Tally the lines with the word "JSON" and report the number alone.

* _Data listing_:
=====

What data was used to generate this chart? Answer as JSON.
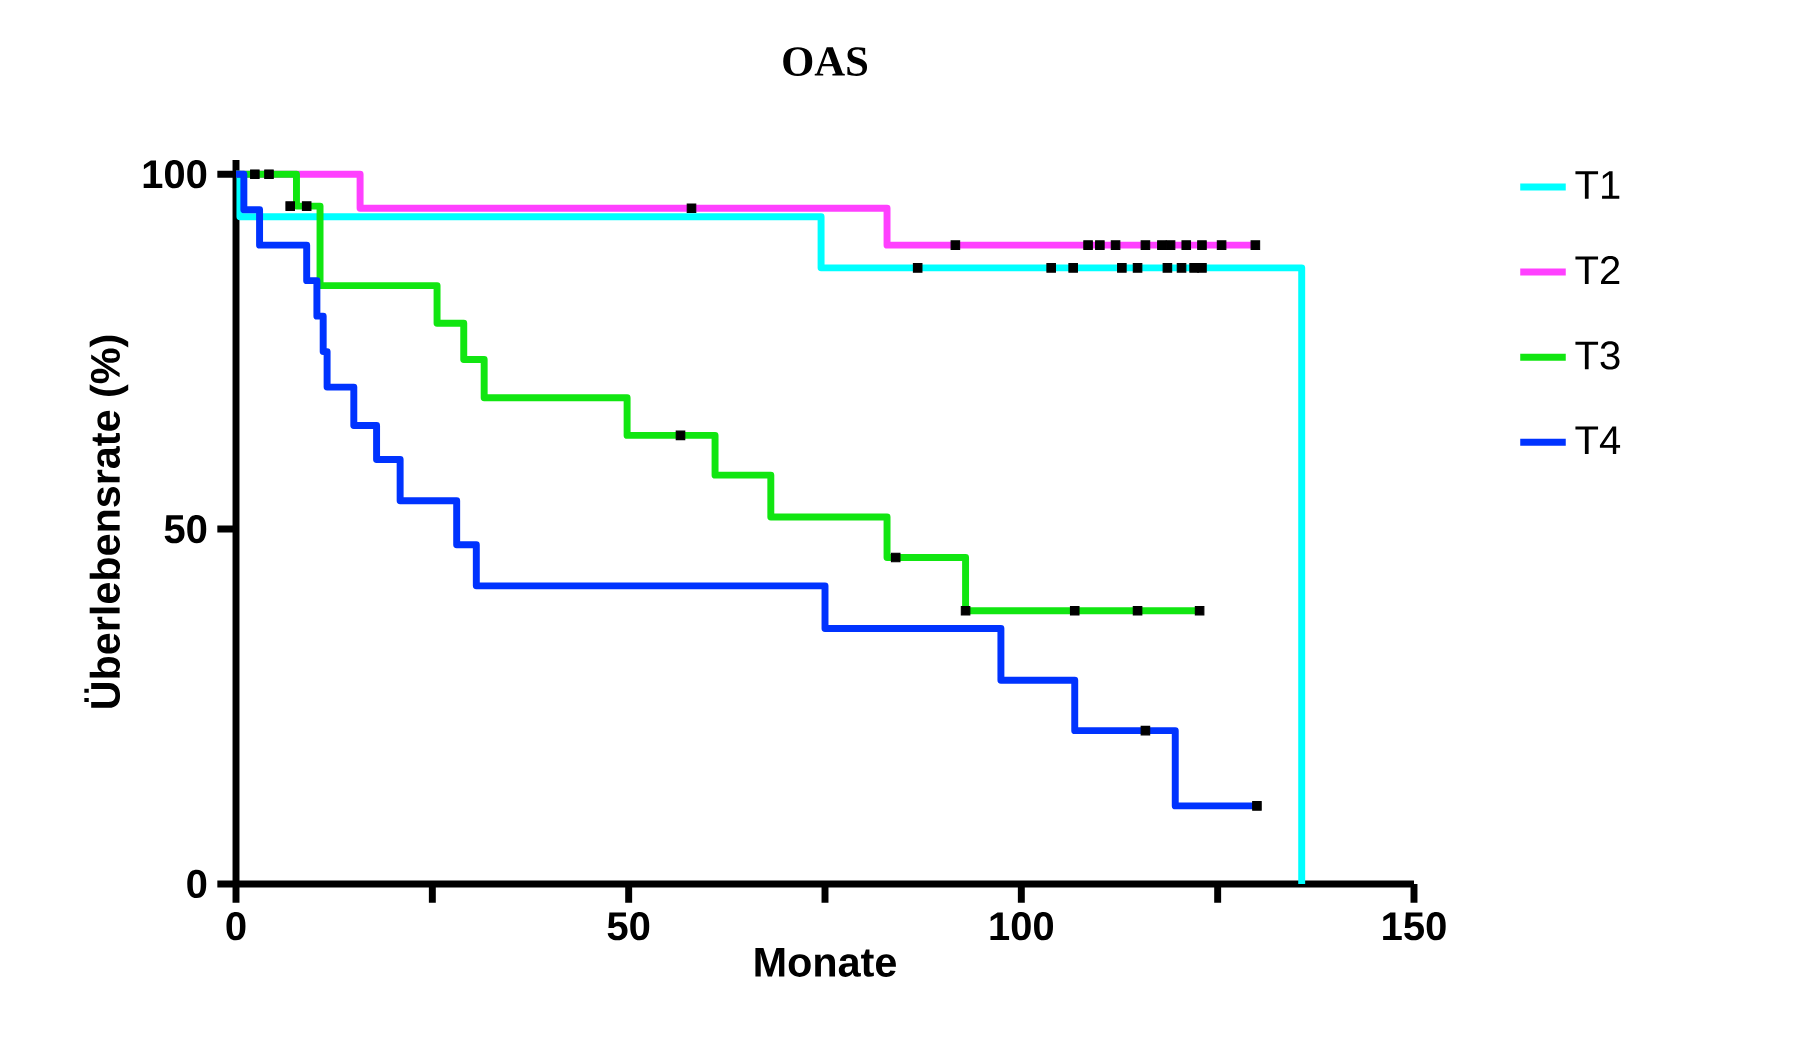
{
  "chart_data": {
    "type": "step",
    "title": "OAS",
    "xlabel": "Monate",
    "ylabel": "Überlebensrate (%)",
    "xlim": [
      0,
      150
    ],
    "ylim": [
      0,
      102
    ],
    "xticks": [
      0,
      {
        "value": 25,
        "label": null
      },
      50,
      {
        "value": 75,
        "label": null
      },
      100,
      {
        "value": 125,
        "label": null
      },
      150
    ],
    "yticks": [
      0,
      50,
      100
    ],
    "grid": false,
    "legend": "right",
    "marker": "none",
    "line_style": "solid",
    "series": [
      {
        "name": "T1",
        "color": "#00ffff",
        "x": [
          0,
          0.5,
          74.5,
          135.7
        ],
        "values": [
          100,
          94,
          86.8,
          0
        ]
      },
      {
        "name": "T2",
        "color": "#ff40ff",
        "x": [
          0,
          15.8,
          82.9,
          130
        ],
        "values": [
          100,
          95.2,
          90,
          90
        ]
      },
      {
        "name": "T3",
        "color": "#11e611",
        "x": [
          0,
          7.7,
          10.7,
          25.6,
          29,
          31.6,
          49.8,
          61,
          68.1,
          82.9,
          92.9,
          123
        ],
        "values": [
          100,
          95.5,
          84.3,
          79,
          73.9,
          68.5,
          63.2,
          57.6,
          51.7,
          46,
          38.5,
          38.5
        ]
      },
      {
        "name": "T4",
        "color": "#0033ff",
        "x": [
          0,
          1,
          3,
          9,
          10.3,
          11.1,
          11.6,
          15,
          17.9,
          20.9,
          28.1,
          30.6,
          75,
          97.4,
          106.8,
          119.6,
          130
        ],
        "values": [
          100,
          95,
          90,
          85,
          80,
          75,
          70,
          64.6,
          59.8,
          54,
          47.8,
          42,
          36,
          28.7,
          21.6,
          11,
          11
        ]
      },
      {
        "type": "scatter",
        "marker": "square",
        "color": "#000000",
        "x": [
          2.4,
          4.2,
          58,
          91.6,
          108.5,
          110,
          112,
          115.8,
          117.9,
          119,
          121,
          123,
          125.5,
          129.8,
          86.8,
          103.8,
          106.6,
          112.8,
          114.8,
          118.6,
          120.4,
          122,
          123,
          6.9,
          9,
          56.6,
          84,
          92.9,
          106.8,
          114.8,
          122.7,
          115.8,
          130
        ],
        "values": [
          100,
          100,
          95.2,
          90,
          90,
          90,
          90,
          90,
          90,
          90,
          90,
          90,
          90,
          90,
          86.8,
          86.8,
          86.8,
          86.8,
          86.8,
          86.8,
          86.8,
          86.8,
          86.8,
          95.5,
          95.5,
          63.2,
          46,
          38.5,
          38.5,
          38.5,
          38.5,
          21.6,
          11
        ]
      }
    ]
  }
}
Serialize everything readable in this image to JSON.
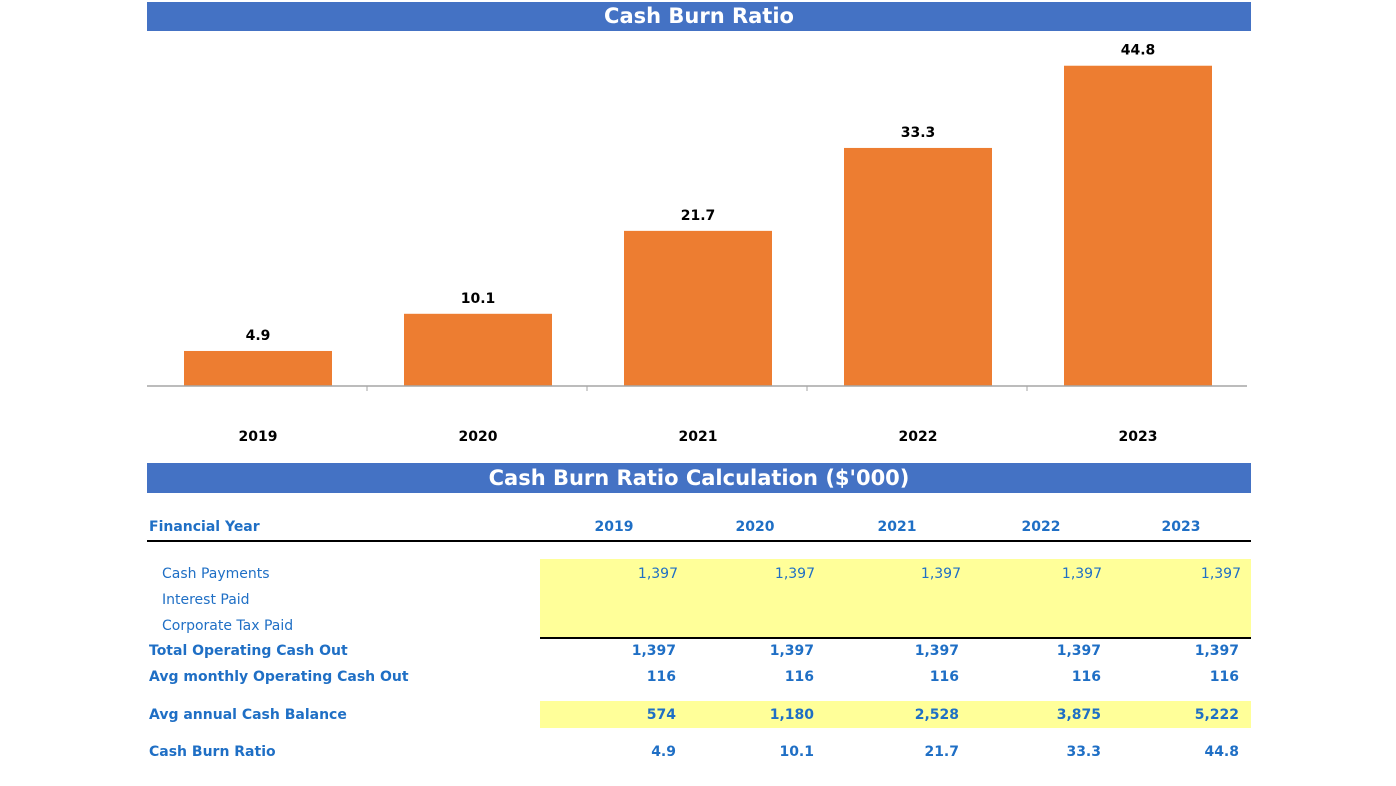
{
  "chart_data": {
    "type": "bar",
    "title": "Cash Burn Ratio",
    "categories": [
      "2019",
      "2020",
      "2021",
      "2022",
      "2023"
    ],
    "values": [
      4.9,
      10.1,
      21.7,
      33.3,
      44.8
    ],
    "data_labels": [
      "4.9",
      "10.1",
      "21.7",
      "33.3",
      "44.8"
    ],
    "ylim": [
      0,
      47
    ],
    "legend": "none",
    "grid": false,
    "bar_color": "#ED7D31"
  },
  "table": {
    "title": "Cash Burn Ratio Calculation ($'000)",
    "header_label": "Financial Year",
    "years": [
      "2019",
      "2020",
      "2021",
      "2022",
      "2023"
    ],
    "rows": [
      {
        "label": "Cash Payments",
        "values": [
          "1,397",
          "1,397",
          "1,397",
          "1,397",
          "1,397"
        ]
      },
      {
        "label": "Interest Paid",
        "values": [
          "",
          "",
          "",
          "",
          ""
        ]
      },
      {
        "label": "Corporate Tax Paid",
        "values": [
          "",
          "",
          "",
          "",
          ""
        ]
      },
      {
        "label": "Total Operating Cash Out",
        "values": [
          "1,397",
          "1,397",
          "1,397",
          "1,397",
          "1,397"
        ]
      },
      {
        "label": "Avg monthly Operating Cash Out",
        "values": [
          "116",
          "116",
          "116",
          "116",
          "116"
        ]
      },
      {
        "label": "Avg annual Cash Balance",
        "values": [
          "574",
          "1,180",
          "2,528",
          "3,875",
          "5,222"
        ]
      },
      {
        "label": "Cash Burn Ratio",
        "values": [
          "4.9",
          "10.1",
          "21.7",
          "33.3",
          "44.8"
        ]
      }
    ],
    "colors": {
      "header": "#4472C4",
      "text": "#1F6FC5",
      "input": "#FFFF99"
    }
  }
}
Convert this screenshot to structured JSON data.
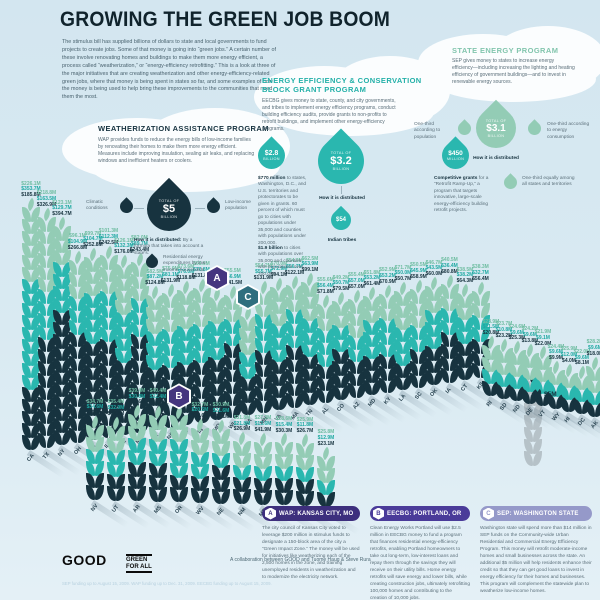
{
  "title": "GROWING THE GREEN JOB BOOM",
  "intro": "The stimulus bill has supplied billions of dollars to state and local governments to fund projects to create jobs. Some of that money is going into “green jobs.” A certain number of these involve renovating homes and buildings to make them more energy efficient, a process called “weatherization,” or “energy-efficiency retrofitting.” This is a look at three of the major initiatives that are creating weatherization and other energy-efficiency-related green jobs, where that money is being spent in states so far, and some examples of how the money is being used to help bring these improvements to the communities that need them the most.",
  "programs": {
    "wap": {
      "heading": "WEATHERIZATION ASSISTANCE PROGRAM",
      "body": "WAP provides funds to reduce the energy bills of low-income families by renovating their homes to make them more energy efficient. Measures include improving insulation, sealing air leaks, and replacing windows and inefficient heaters or coolers.",
      "left_label": "Climatic conditions",
      "right_label": "Low-income population",
      "total_prefix": "TOTAL OF",
      "total_value": "$5",
      "total_unit": "BILLION",
      "how_lead": "How it is distributed:",
      "how_rest": "By a formula that takes into account a state's:",
      "bottom_label": "Residential energy expenditures by low-income households"
    },
    "eecbg": {
      "heading": "ENERGY EFFICIENCY & CONSERVATION BLOCK GRANT PROGRAM",
      "body": "EECBG gives money to state, county, and city governments, and tribes to implement energy efficiency programs, conduct building efficiency audits, provide grants to non-profits to retrofit buildings, and implement other energy-efficiency programs.",
      "d28_value": "$2.8",
      "d28_unit": "BILLION",
      "total_prefix": "TOTAL OF",
      "total_value": "$3.2",
      "total_unit": "BILLION",
      "d450_value": "$450",
      "d450_unit": "MILLION",
      "d54_value": "$54",
      "d54_unit": "MILLION",
      "how": "How it is distributed",
      "tribes_label": "Indian tribes",
      "note1_lead": "$770 million",
      "note1_rest": "to states, Washington, D.C., and U.S. territories and protectorates to be given in grants. 60 percent of which must go to cities with populations under 35,000 and counties with populations under 200,000.",
      "note2_lead": "$1.9 billion",
      "note2_rest": "to cities with populations over 35,000 and counties with populations over 200,000.",
      "right_lead": "Competitive grants",
      "right_rest": "for a “Retrofit Ramp-Up,” a program that targets innovative, large-scale energy-efficiency building retrofit projects."
    },
    "sep": {
      "heading": "STATE ENERGY PROGRAM",
      "body": "SEP gives money to states to increase energy efficiency—including increasing the lighting and heating efficiency of government buildings—and to invest in renewable energy sources.",
      "left_label": "One-third according to population",
      "total_prefix": "TOTAL OF",
      "total_value": "$3.1",
      "total_unit": "BILLION",
      "how": "How it is distributed",
      "right_label": "One-third according to energy consumption",
      "bottom_label": "One-third equally among all states and territories"
    }
  },
  "legend": {
    "label": "$5M",
    "pairs": 7,
    "color": "#b6c2c8"
  },
  "badges": [
    {
      "letter": "A",
      "state": "MO",
      "color": "#45367f"
    },
    {
      "letter": "B",
      "state": "OR",
      "color": "#45367f"
    },
    {
      "letter": "C",
      "state": "WA",
      "color": "#2f6e7e"
    }
  ],
  "callouts": [
    {
      "letter": "A",
      "title": "WAP: KANSAS CITY, MO",
      "pill_color": "#3d2f7d",
      "body": "The city council of Kansas City voted to leverage $200 million in stimulus funds to designate a 150-block area of the city a “Green Impact Zone.” The money will be used for initiatives like weatherizing each of the 2,500 homes in the zone, and training unemployed residents in weatherization and to modernize the electricity network."
    },
    {
      "letter": "B",
      "title": "EECBG: PORTLAND, OR",
      "pill_color": "#4a3b99",
      "body": "Clean Energy Works Portland will use $2.5 million in EECBG money to fund a program that finances residential energy-efficiency retrofits, enabling Portland homeowners to take out long-term, low-interest loans and repay them through the savings they will receive on their utility bills. Home energy retrofits will save energy and lower bills, while creating construction jobs, ultimately retrofitting 100,000 homes and contributing to the creation of 10,000 jobs."
    },
    {
      "letter": "C",
      "title": "SEP: WASHINGTON STATE",
      "pill_color": "#9599c9",
      "body": "Washington state will spend more than $14 million in SEP funds on the Community-wide Urban Residential and Commercial Energy Efficiency Program. This money will retrofit moderate-income homes and small businesses across the state. An additional $5 million will help residents enhance their credit so that they can get good loans to invest in energy efficiency for their homes and businesses. This program will complement the statewide plan to weatherize low-income homes."
    }
  ],
  "footer": {
    "good": "GOOD",
    "gfa_line1": "GREEN",
    "gfa_line2": "FOR ALL",
    "collab": "A collaboration between GOOD and Tuome Haug & Steve Rura",
    "footnote": "SEP funding up to August 15, 2009. WAP funding up to Dec. 31, 2009. EECBG funding up to August 15, 2009."
  },
  "colors": {
    "sky": "#d8e8f1",
    "navy": "#17333f",
    "teal": "#2ab7af",
    "green": "#93ccb5",
    "purple": "#45367f",
    "periwinkle": "#9599c9"
  },
  "chart_data": {
    "type": "bar",
    "unit": "millions USD",
    "note": "Stacked wheat-stalk columns per state; one leaf ≈ $5M",
    "scale_label": "$5M",
    "series_legend": [
      {
        "name": "SEP",
        "color": "#93ccb5"
      },
      {
        "name": "EECBG",
        "color": "#2ab7af"
      },
      {
        "name": "WAP",
        "color": "#17333f"
      }
    ],
    "states": [
      {
        "abbr": "CA",
        "sep": 226.1,
        "eecbg": 353.7,
        "wap": 185.8,
        "group": 1
      },
      {
        "abbr": "TX",
        "sep": 218.8,
        "eecbg": 163.5,
        "wap": 326.9,
        "group": 1
      },
      {
        "abbr": "NY",
        "sep": 123.1,
        "eecbg": 129.7,
        "wap": 394.7,
        "group": 1
      },
      {
        "abbr": "OH",
        "sep": 96.1,
        "eecbg": 104.9,
        "wap": 266.8,
        "group": 1
      },
      {
        "abbr": "PA",
        "sep": 99.7,
        "eecbg": 104.7,
        "wap": 252.8,
        "group": 1
      },
      {
        "abbr": "IL",
        "sep": 101.3,
        "eecbg": 112.3,
        "wap": 242.5,
        "group": 1
      },
      {
        "abbr": "FL",
        "sep": 126.1,
        "eecbg": 132.3,
        "wap": 176.0,
        "group": 1
      },
      {
        "abbr": "MI",
        "sep": 82.0,
        "eecbg": 89.7,
        "wap": 243.4,
        "group": 1
      },
      {
        "abbr": "GA",
        "sep": 82.5,
        "eecbg": 87.2,
        "wap": 124.8,
        "group": 1
      },
      {
        "abbr": "NC",
        "sep": 75.9,
        "eecbg": 81.1,
        "wap": 131.9,
        "group": 1
      },
      {
        "abbr": "NJ",
        "sep": 73.6,
        "eecbg": 76.0,
        "wap": 118.8,
        "group": 1
      },
      {
        "abbr": "IN",
        "sep": 68.6,
        "eecbg": 70.8,
        "wap": 131.8,
        "group": 1
      },
      {
        "abbr": "MO",
        "sep": 57.4,
        "eecbg": 59.1,
        "wap": 128.1,
        "group": 1
      },
      {
        "abbr": "WI",
        "sep": 55.5,
        "eecbg": 56.9,
        "wap": 141.5,
        "group": 1
      },
      {
        "abbr": "WA",
        "sep": 60.9,
        "eecbg": 62.3,
        "wap": 59.6,
        "group": 1
      },
      {
        "abbr": "MN",
        "sep": 54.2,
        "eecbg": 55.7,
        "wap": 131.9,
        "group": 1
      },
      {
        "abbr": "VA",
        "sep": 70.0,
        "eecbg": 72.9,
        "wap": 94.1,
        "group": 1
      },
      {
        "abbr": "MA",
        "sep": 54.9,
        "eecbg": 56.7,
        "wap": 122.1,
        "group": 1
      },
      {
        "abbr": "TN",
        "sep": 62.5,
        "eecbg": 63.9,
        "wap": 99.1,
        "group": 1
      },
      {
        "abbr": "AL",
        "sep": 55.6,
        "eecbg": 56.4,
        "wap": 71.8,
        "group": 1
      },
      {
        "abbr": "CO",
        "sep": 49.2,
        "eecbg": 50.7,
        "wap": 79.5,
        "group": 1
      },
      {
        "abbr": "AZ",
        "sep": 55.4,
        "eecbg": 57.0,
        "wap": 57.0,
        "group": 1
      },
      {
        "abbr": "MD",
        "sep": 51.8,
        "eecbg": 53.2,
        "wap": 61.4,
        "group": 1
      },
      {
        "abbr": "KY",
        "sep": 52.9,
        "eecbg": 53.2,
        "wap": 70.9,
        "group": 1
      },
      {
        "abbr": "LA",
        "sep": 71.7,
        "eecbg": 50.0,
        "wap": 50.7,
        "group": 1
      },
      {
        "abbr": "SC",
        "sep": 50.5,
        "eecbg": 45.9,
        "wap": 58.9,
        "group": 1
      },
      {
        "abbr": "OK",
        "sep": 46.7,
        "eecbg": 43.5,
        "wap": 60.0,
        "group": 1
      },
      {
        "abbr": "IA",
        "sep": 40.5,
        "eecbg": 36.4,
        "wap": 80.8,
        "group": 1
      },
      {
        "abbr": "CT",
        "sep": 38.5,
        "eecbg": 38.2,
        "wap": 64.3,
        "group": 1
      },
      {
        "abbr": "KS",
        "sep": 38.3,
        "eecbg": 32.7,
        "wap": 56.4,
        "group": 1
      },
      {
        "abbr": "RI",
        "sep": 23.9,
        "eecbg": 11.5,
        "wap": 20.8,
        "group": 2
      },
      {
        "abbr": "SD",
        "sep": 23.7,
        "eecbg": 10.8,
        "wap": 23.2,
        "group": 2
      },
      {
        "abbr": "ND",
        "sep": 24.6,
        "eecbg": 9.6,
        "wap": 25.3,
        "group": 2
      },
      {
        "abbr": "DE",
        "sep": 24.2,
        "eecbg": 9.6,
        "wap": 13.8,
        "group": 2
      },
      {
        "abbr": "VT",
        "sep": 21.9,
        "eecbg": 9.1,
        "wap": 22.0,
        "group": 2
      },
      {
        "abbr": "WY",
        "sep": 24.4,
        "eecbg": 9.6,
        "wap": 9.9,
        "group": 2
      },
      {
        "abbr": "HI",
        "sep": 25.9,
        "eecbg": 12.0,
        "wap": 4.0,
        "group": 2
      },
      {
        "abbr": "DC",
        "sep": 22.0,
        "eecbg": 9.6,
        "wap": 8.1,
        "group": 2
      },
      {
        "abbr": "AK",
        "sep": 28.2,
        "eecbg": 9.6,
        "wap": 18.0,
        "group": 2
      },
      {
        "abbr": "NV",
        "sep": 34.7,
        "eecbg": 34.6,
        "wap": 37.3,
        "group": 3
      },
      {
        "abbr": "UT",
        "sep": 35.4,
        "eecbg": 32.9,
        "wap": 37.8,
        "group": 3
      },
      {
        "abbr": "AR",
        "sep": 39.4,
        "eecbg": 30.8,
        "wap": 53.6,
        "group": 3
      },
      {
        "abbr": "MS",
        "sep": 40.4,
        "eecbg": 32.4,
        "wap": 49.4,
        "group": 3
      },
      {
        "abbr": "OR",
        "sep": 42.2,
        "eecbg": 42.6,
        "wap": 38.5,
        "group": 3
      },
      {
        "abbr": "WV",
        "sep": 32.7,
        "eecbg": 20.5,
        "wap": 37.6,
        "group": 3
      },
      {
        "abbr": "NE",
        "sep": 30.9,
        "eecbg": 21.6,
        "wap": 42.1,
        "group": 3
      },
      {
        "abbr": "NM",
        "sep": 31.8,
        "eecbg": 21.8,
        "wap": 26.9,
        "group": 3
      },
      {
        "abbr": "ME",
        "sep": 27.3,
        "eecbg": 13.6,
        "wap": 41.9,
        "group": 3
      },
      {
        "abbr": "ID",
        "sep": 28.6,
        "eecbg": 15.4,
        "wap": 30.3,
        "group": 3
      },
      {
        "abbr": "MT",
        "sep": 25.9,
        "eecbg": 11.8,
        "wap": 26.7,
        "group": 3
      },
      {
        "abbr": "NH",
        "sep": 25.8,
        "eecbg": 12.9,
        "wap": 23.1,
        "group": 3
      }
    ]
  }
}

=====

* _Full response_: 3